TO BE DONE: Return each entry exactly, with none missing.

#####

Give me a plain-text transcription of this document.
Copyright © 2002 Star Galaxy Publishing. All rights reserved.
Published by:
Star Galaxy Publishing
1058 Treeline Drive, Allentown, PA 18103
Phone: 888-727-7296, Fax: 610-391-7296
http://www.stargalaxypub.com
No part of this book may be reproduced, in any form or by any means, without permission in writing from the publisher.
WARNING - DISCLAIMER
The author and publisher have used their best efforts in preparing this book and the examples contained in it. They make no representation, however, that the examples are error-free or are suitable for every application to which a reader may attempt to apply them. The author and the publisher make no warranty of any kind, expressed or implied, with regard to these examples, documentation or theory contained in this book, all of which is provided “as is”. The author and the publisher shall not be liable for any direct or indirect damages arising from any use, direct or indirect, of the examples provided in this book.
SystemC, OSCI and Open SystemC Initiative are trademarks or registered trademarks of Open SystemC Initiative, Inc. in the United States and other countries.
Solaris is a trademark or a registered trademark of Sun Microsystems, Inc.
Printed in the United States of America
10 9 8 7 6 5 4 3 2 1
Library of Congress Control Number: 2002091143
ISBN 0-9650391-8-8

#####

OUTPUT FOR THIS EXERCISE:
Give me a plain-text transcription of this document.
Copyright © 2002 Star Galaxy Publishing. All rights reserved.
Published by:
Star Galaxy Publishing
1058 Treeline Drive, Allentown, PA 18103
Phone: 888-727-7296, Fax: 610-391-7296
http://www.stargalaxypub.com
No part of this book may be reproduced, in any form or by any means, without permission in writing from the publisher.
WARNING - DISCLAIMER
The author and publisher have used their best efforts in preparing this book and the examples contained in it. They make no representation, however, that the examples are error-free or are suitable for every application to which a reader may attempt to apply them. The author and the publisher make no warranty of any kind, expressed or implied, with regard to these examples, documentation or theory contained in this book, all of which is provided “as is”. The author and the publisher shall not be liable for any direct or indirect damages arising from any use, direct or indirect, of the examples provided in this book.
SystemC, OSCI and Open SystemC Initiative are trademarks or registered trademarks of Open SystemC Initiative, Inc. in the United States and other countries.
Solaris is a trademark or a registered trademark of Sun Microsystems, Inc.
Printed in the United States of America
10 9 8 7 6 5 4 3 2 1
Library of Congress Control Number: 2002091143
ISBN 0-9650391-8-8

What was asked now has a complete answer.